== Dataset

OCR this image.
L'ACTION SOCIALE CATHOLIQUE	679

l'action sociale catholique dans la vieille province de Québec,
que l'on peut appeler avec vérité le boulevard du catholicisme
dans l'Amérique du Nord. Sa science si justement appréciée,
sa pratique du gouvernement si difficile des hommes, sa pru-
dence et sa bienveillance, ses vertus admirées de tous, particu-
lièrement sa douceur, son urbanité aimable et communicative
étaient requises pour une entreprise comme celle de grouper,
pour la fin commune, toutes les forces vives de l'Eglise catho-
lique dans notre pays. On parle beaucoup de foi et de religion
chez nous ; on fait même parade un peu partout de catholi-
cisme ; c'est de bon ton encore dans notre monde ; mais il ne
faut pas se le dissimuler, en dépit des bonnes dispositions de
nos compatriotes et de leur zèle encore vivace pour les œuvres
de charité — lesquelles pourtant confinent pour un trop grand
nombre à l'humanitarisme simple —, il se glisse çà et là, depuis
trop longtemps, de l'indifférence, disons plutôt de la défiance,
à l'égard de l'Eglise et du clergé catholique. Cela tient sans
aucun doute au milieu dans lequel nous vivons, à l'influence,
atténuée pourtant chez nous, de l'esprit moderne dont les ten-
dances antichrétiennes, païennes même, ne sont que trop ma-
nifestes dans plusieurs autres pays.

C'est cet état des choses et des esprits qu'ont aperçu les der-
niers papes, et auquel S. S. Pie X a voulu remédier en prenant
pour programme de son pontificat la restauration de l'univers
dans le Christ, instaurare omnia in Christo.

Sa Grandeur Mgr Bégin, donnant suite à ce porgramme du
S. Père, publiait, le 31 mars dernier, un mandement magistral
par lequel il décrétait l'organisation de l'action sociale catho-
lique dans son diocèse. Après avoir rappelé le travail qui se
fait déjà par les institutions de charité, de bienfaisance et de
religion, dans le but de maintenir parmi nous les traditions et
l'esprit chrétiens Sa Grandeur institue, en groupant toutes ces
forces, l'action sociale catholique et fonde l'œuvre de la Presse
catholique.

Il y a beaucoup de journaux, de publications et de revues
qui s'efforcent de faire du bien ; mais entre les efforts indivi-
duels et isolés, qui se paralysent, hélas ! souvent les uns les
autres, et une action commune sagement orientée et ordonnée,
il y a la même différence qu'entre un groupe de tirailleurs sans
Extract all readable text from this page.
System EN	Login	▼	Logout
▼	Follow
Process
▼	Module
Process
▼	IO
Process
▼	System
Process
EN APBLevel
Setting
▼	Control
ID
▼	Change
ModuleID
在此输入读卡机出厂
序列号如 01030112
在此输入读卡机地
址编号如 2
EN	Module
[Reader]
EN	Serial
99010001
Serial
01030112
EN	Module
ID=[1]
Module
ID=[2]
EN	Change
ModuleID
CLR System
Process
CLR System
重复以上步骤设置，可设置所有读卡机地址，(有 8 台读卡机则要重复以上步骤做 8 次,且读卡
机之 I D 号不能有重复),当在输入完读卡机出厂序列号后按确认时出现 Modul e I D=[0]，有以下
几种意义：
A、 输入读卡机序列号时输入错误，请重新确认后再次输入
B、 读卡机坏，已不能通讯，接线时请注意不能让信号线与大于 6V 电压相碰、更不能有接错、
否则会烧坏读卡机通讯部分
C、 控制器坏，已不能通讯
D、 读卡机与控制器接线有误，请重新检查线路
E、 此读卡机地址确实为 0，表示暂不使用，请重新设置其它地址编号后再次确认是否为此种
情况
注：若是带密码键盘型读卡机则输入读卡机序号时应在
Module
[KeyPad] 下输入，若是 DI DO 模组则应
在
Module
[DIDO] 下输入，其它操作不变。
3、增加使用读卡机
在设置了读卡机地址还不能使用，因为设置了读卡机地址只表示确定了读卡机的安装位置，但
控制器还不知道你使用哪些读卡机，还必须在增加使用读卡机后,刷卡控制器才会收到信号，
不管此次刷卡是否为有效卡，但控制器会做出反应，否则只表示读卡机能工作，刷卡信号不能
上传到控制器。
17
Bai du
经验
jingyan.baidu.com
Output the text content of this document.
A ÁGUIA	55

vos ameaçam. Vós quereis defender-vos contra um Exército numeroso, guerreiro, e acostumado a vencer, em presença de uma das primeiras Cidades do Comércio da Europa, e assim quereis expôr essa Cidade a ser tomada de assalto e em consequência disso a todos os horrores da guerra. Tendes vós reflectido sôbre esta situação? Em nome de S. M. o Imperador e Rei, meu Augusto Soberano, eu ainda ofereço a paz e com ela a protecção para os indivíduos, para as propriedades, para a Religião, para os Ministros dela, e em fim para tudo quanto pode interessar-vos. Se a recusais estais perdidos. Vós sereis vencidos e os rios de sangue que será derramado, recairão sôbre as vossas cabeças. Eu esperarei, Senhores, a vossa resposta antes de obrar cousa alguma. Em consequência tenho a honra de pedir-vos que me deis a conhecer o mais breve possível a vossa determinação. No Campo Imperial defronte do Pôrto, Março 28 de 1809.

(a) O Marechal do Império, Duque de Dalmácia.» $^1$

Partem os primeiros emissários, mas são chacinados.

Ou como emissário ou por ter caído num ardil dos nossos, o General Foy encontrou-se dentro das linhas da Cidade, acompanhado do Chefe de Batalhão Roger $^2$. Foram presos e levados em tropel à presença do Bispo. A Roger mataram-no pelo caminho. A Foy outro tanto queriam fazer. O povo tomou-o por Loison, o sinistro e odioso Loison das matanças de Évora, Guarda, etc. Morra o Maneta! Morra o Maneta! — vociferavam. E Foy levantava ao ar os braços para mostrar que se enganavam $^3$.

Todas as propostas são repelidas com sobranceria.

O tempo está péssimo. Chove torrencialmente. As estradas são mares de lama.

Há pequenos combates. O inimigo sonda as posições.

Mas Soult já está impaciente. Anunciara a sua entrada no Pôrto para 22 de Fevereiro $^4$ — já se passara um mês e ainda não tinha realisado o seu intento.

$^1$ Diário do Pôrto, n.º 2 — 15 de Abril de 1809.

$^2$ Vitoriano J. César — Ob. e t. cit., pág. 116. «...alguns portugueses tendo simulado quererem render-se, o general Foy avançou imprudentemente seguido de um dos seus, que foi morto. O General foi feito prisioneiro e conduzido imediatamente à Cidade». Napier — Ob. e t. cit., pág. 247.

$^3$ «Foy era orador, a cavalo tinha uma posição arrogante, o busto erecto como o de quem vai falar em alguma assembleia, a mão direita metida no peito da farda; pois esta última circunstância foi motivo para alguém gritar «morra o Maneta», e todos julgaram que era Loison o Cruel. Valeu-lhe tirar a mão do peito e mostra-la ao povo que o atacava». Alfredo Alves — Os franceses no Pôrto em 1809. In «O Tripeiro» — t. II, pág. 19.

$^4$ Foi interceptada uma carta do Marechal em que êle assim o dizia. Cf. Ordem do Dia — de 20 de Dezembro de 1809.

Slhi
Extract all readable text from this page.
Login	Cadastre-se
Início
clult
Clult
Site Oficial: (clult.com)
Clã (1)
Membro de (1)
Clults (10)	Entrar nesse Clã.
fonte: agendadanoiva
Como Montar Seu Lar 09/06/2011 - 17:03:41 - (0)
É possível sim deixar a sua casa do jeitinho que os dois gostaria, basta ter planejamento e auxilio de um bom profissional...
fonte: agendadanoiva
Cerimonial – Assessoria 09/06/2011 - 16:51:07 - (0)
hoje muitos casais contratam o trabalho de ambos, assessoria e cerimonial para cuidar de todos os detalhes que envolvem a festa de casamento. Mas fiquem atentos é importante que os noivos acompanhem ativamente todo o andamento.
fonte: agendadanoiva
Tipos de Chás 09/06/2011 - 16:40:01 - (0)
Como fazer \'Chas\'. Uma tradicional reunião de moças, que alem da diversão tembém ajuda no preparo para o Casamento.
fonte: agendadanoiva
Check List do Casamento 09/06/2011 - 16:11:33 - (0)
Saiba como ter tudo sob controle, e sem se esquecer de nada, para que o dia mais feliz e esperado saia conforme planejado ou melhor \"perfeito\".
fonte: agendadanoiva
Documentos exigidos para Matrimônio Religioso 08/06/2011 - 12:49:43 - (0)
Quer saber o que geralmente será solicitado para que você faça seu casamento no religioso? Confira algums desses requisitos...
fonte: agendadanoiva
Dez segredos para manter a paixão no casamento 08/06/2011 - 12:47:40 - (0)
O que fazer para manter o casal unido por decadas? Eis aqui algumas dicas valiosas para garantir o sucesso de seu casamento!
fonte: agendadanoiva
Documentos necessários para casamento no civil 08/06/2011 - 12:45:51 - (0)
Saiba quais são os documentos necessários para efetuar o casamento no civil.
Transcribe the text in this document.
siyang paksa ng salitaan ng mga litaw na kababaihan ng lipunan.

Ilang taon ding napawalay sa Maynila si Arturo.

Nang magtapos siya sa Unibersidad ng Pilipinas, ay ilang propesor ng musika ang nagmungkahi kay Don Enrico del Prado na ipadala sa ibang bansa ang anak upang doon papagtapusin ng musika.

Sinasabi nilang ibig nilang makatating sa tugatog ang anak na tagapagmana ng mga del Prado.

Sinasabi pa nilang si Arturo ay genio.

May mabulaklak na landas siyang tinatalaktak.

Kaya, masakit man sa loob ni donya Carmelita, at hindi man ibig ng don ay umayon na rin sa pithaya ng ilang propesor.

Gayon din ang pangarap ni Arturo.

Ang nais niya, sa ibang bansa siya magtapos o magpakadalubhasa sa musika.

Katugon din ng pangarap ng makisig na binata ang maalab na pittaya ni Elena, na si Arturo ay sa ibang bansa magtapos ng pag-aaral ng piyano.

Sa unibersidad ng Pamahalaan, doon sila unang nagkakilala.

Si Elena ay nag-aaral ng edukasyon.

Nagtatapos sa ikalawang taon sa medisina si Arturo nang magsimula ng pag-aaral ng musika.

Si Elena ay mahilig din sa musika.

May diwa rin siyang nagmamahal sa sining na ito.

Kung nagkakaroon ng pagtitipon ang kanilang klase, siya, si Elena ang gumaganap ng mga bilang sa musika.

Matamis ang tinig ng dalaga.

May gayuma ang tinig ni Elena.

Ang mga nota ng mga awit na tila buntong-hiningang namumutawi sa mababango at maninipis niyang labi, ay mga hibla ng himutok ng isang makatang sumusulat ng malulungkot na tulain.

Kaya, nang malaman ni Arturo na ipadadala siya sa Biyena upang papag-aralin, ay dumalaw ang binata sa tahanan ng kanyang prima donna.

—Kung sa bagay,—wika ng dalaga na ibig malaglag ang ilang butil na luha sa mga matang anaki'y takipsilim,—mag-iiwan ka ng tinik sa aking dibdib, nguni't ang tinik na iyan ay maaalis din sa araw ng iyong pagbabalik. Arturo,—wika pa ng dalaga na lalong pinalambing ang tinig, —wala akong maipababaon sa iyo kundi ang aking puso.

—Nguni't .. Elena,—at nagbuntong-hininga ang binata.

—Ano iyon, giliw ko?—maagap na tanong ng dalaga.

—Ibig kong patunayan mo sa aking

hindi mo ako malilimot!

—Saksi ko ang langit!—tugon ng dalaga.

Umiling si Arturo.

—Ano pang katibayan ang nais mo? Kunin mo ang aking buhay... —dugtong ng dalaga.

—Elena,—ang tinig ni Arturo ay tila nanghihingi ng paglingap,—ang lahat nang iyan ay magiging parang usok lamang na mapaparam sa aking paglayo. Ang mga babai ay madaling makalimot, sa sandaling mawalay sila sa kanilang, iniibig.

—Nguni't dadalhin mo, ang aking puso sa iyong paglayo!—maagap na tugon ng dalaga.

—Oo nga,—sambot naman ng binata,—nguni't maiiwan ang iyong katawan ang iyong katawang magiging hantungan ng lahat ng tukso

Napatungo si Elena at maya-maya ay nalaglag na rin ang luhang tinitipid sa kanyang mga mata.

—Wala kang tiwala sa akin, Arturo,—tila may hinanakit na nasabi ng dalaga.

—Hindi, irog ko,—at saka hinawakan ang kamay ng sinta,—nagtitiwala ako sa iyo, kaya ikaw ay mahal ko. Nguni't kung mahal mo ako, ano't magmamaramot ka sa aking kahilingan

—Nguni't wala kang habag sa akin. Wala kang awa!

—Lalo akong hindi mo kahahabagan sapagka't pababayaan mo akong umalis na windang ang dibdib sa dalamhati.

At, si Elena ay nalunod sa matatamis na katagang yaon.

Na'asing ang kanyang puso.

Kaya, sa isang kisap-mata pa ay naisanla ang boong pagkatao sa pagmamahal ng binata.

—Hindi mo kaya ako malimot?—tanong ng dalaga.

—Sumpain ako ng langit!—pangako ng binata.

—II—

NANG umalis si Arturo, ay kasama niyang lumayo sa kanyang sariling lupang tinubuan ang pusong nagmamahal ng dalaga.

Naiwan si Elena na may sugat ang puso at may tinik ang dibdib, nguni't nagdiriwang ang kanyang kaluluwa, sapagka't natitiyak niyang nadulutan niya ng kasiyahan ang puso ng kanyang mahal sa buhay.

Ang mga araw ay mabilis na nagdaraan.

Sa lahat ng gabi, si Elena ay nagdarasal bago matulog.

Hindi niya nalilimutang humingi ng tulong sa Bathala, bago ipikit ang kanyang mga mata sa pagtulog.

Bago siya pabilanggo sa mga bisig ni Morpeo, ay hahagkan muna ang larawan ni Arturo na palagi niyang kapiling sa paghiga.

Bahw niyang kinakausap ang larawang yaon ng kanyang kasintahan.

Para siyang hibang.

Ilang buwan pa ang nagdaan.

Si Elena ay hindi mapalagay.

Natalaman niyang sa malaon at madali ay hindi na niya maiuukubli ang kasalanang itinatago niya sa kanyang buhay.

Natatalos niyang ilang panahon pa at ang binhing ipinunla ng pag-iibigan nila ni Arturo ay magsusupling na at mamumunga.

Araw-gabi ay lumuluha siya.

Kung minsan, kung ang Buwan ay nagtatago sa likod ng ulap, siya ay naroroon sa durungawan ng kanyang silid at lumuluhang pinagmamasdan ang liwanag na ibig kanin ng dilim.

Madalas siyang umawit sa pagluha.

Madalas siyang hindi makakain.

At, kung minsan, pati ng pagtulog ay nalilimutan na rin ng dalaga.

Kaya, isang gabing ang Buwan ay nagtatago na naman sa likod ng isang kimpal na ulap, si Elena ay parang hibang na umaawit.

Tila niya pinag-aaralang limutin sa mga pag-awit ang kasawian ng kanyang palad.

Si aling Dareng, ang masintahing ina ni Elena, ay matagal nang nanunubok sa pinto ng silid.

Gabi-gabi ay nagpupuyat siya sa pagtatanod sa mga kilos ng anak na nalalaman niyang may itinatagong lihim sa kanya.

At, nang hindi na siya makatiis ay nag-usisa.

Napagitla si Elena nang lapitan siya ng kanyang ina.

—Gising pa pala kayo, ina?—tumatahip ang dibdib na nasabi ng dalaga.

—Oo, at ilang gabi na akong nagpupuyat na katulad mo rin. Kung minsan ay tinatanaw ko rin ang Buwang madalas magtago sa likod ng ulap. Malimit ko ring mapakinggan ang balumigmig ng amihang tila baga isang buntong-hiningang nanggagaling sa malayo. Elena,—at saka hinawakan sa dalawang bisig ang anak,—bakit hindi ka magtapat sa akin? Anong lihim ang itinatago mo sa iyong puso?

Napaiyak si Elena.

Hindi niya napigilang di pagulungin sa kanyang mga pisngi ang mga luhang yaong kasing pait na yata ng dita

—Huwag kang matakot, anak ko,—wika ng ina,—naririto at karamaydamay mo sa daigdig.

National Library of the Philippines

====

* _Brief_
Among the lines of the data above, determine how many contain the word "tanong". Report the number alone.

* _Complete answer_
2